▸ Work to complete:
Write out every single entry exactly.

▸ Task inputs:
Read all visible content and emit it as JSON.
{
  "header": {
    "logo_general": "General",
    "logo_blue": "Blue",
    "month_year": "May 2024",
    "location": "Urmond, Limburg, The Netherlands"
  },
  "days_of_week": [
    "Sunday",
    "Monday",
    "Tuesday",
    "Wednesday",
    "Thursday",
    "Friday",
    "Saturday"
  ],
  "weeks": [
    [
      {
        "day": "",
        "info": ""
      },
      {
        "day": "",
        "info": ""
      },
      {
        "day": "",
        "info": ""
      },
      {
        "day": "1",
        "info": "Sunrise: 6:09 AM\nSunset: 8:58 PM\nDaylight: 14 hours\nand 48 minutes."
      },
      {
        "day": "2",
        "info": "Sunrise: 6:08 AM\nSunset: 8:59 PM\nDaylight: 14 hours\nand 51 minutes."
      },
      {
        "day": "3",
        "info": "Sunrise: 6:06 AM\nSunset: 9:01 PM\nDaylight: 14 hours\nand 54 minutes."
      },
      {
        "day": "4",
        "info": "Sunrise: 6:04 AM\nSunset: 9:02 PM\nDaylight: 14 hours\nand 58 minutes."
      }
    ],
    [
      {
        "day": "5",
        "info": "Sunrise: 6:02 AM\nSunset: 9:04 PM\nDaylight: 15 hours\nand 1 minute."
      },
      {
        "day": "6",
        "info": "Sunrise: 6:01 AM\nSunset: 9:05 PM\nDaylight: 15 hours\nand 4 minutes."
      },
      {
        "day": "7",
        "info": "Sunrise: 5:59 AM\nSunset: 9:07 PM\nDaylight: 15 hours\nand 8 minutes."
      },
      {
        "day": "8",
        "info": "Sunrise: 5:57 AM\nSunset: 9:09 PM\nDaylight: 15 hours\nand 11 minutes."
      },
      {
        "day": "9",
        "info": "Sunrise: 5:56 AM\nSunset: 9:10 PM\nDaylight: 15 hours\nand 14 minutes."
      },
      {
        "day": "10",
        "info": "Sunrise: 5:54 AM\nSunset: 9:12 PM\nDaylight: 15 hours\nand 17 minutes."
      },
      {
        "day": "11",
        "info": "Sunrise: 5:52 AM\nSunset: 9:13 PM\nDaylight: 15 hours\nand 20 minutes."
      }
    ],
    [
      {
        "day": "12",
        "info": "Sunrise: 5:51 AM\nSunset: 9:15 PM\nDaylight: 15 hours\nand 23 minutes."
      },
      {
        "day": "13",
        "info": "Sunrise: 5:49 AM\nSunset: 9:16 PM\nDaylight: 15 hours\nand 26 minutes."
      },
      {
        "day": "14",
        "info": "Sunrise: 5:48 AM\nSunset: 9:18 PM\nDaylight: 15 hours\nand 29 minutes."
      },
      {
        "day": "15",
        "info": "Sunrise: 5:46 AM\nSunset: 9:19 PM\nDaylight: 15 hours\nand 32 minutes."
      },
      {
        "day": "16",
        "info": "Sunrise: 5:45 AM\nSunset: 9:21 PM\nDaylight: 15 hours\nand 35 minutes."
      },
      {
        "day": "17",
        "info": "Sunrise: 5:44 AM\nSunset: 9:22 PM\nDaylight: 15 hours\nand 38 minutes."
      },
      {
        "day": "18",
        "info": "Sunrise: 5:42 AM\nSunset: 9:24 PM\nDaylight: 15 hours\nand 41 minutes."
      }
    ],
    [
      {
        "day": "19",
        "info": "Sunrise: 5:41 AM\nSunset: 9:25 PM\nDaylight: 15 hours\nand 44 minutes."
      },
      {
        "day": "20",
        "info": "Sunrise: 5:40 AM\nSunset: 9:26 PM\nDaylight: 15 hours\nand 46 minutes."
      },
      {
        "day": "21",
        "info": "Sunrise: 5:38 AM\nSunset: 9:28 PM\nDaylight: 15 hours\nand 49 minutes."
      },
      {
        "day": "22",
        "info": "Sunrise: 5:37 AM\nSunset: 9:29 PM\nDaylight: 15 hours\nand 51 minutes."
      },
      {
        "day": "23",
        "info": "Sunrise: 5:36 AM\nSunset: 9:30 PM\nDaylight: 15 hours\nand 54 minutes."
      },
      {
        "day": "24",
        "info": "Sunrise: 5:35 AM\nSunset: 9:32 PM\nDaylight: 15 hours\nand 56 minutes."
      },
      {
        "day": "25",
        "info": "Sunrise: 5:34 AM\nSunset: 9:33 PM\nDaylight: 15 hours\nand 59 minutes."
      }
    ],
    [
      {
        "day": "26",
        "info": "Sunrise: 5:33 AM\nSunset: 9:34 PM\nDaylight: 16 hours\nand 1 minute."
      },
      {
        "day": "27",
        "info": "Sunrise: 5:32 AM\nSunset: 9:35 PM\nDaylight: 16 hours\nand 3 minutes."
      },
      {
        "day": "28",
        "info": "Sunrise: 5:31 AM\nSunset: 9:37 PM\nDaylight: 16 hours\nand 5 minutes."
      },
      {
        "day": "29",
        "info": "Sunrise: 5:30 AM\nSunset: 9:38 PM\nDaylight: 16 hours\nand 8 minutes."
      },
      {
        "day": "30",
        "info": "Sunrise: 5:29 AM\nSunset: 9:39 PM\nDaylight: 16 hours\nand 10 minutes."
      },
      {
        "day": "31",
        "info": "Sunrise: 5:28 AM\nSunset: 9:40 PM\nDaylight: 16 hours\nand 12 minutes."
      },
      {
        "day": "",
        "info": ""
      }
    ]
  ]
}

▸ Solution to this problem:
Read all visible content and emit it as JSON.
{
  "header": {
    "logo_general": "General",
    "logo_blue": "Blue",
    "month_year": "May 2024",
    "location": "Urmond, Limburg, The Netherlands"
  },
  "days_of_week": [
    "Sunday",
    "Monday",
    "Tuesday",
    "Wednesday",
    "Thursday",
    "Friday",
    "Saturday"
  ],
  "weeks": [
    [
      {
        "day": "",
        "info": ""
      },
      {
        "day": "",
        "info": ""
      },
      {
        "day": "",
        "info": ""
      },
      {
        "day": "1",
        "info": "Sunrise: 6:09 AM\nSunset: 8:58 PM\nDaylight: 14 hours\nand 48 minutes."
      },
      {
        "day": "2",
        "info": "Sunrise: 6:08 AM\nSunset: 8:59 PM\nDaylight: 14 hours\nand 51 minutes."
      },
      {
        "day": "3",
        "info": "Sunrise: 6:06 AM\nSunset: 9:01 PM\nDaylight: 14 hours\nand 54 minutes."
      },
      {
        "day": "4",
        "info": "Sunrise: 6:04 AM\nSunset: 9:02 PM\nDaylight: 14 hours\nand 58 minutes."
      }
    ],
    [
      {
        "day": "5",
        "info": "Sunrise: 6:02 AM\nSunset: 9:04 PM\nDaylight: 15 hours\nand 1 minute."
      },
      {
        "day": "6",
        "info": "Sunrise: 6:01 AM\nSunset: 9:05 PM\nDaylight: 15 hours\nand 4 minutes."
      },
      {
        "day": "7",
        "info": "Sunrise: 5:59 AM\nSunset: 9:07 PM\nDaylight: 15 hours\nand 8 minutes."
      },
      {
        "day": "8",
        "info": "Sunrise: 5:57 AM\nSunset: 9:09 PM\nDaylight: 15 hours\nand 11 minutes."
      },
      {
        "day": "9",
        "info": "Sunrise: 5:56 AM\nSunset: 9:10 PM\nDaylight: 15 hours\nand 14 minutes."
      },
      {
        "day": "10",
        "info": "Sunrise: 5:54 AM\nSunset: 9:12 PM\nDaylight: 15 hours\nand 17 minutes."
      },
      {
        "day": "11",
        "info": "Sunrise: 5:52 AM\nSunset: 9:13 PM\nDaylight: 15 hours\nand 20 minutes."
      }
    ],
    [
      {
        "day": "12",
        "info": "Sunrise: 5:51 AM\nSunset: 9:15 PM\nDaylight: 15 hours\nand 23 minutes."
      },
      {
        "day": "13",
        "info": "Sunrise: 5:49 AM\nSunset: 9:16 PM\nDaylight: 15 hours\nand 26 minutes."
      },
      {
        "day": "14",
        "info": "Sunrise: 5:48 AM\nSunset: 9:18 PM\nDaylight: 15 hours\nand 29 minutes."
      },
      {
        "day": "15",
        "info": "Sunrise: 5:46 AM\nSunset: 9:19 PM\nDaylight: 15 hours\nand 32 minutes."
      },
      {
        "day": "16",
        "info": "Sunrise: 5:45 AM\nSunset: 9:21 PM\nDaylight: 15 hours\nand 35 minutes."
      },
      {
        "day": "17",
        "info": "Sunrise: 5:44 AM\nSunset: 9:22 PM\nDaylight: 15 hours\nand 38 minutes."
      },
      {
        "day": "18",
        "info": "Sunrise: 5:42 AM\nSunset: 9:24 PM\nDaylight: 15 hours\nand 41 minutes."
      }
    ],
    [
      {
        "day": "19",
        "info": "Sunrise: 5:41 AM\nSunset: 9:25 PM\nDaylight: 15 hours\nand 44 minutes."
      },
      {
        "day": "20",
        "info": "Sunrise: 5:40 AM\nSunset: 9:26 PM\nDaylight: 15 hours\nand 46 minutes."
      },
      {
        "day": "21",
        "info": "Sunrise: 5:38 AM\nSunset: 9:28 PM\nDaylight: 15 hours\nand 49 minutes."
      },
      {
        "day": "22",
        "info": "Sunrise: 5:37 AM\nSunset: 9:29 PM\nDaylight: 15 hours\nand 51 minutes."
      },
      {
        "day": "23",
        "info": "Sunrise: 5:36 AM\nSunset: 9:30 PM\nDaylight: 15 hours\nand 54 minutes."
      },
      {
        "day": "24",
        "info": "Sunrise: 5:35 AM\nSunset: 9:32 PM\nDaylight: 15 hours\nand 56 minutes."
      },
      {
        "day": "25",
        "info": "Sunrise: 5:34 AM\nSunset: 9:33 PM\nDaylight: 15 hours\nand 59 minutes."
      }
    ],
    [
      {
        "day": "26",
        "info": "Sunrise: 5:33 AM\nSunset: 9:34 PM\nDaylight: 16 hours\nand 1 minute."
      },
      {
        "day": "27",
        "info": "Sunrise: 5:32 AM\nSunset: 9:35 PM\nDaylight: 16 hours\nand 3 minutes."
      },
      {
        "day": "28",
        "info": "Sunrise: 5:31 AM\nSunset: 9:37 PM\nDaylight: 16 hours\nand 5 minutes."
      },
      {
        "day": "29",
        "info": "Sunrise: 5:30 AM\nSunset: 9:38 PM\nDaylight: 16 hours\nand 8 minutes."
      },
      {
        "day": "30",
        "info": "Sunrise: 5:29 AM\nSunset: 9:39 PM\nDaylight: 16 hours\nand 10 minutes."
      },
      {
        "day": "31",
        "info": "Sunrise: 5:28 AM\nSunset: 9:40 PM\nDaylight: 16 hours\nand 12 minutes."
      },
      {
        "day": "",
        "info": ""
      }
    ]
  ]
}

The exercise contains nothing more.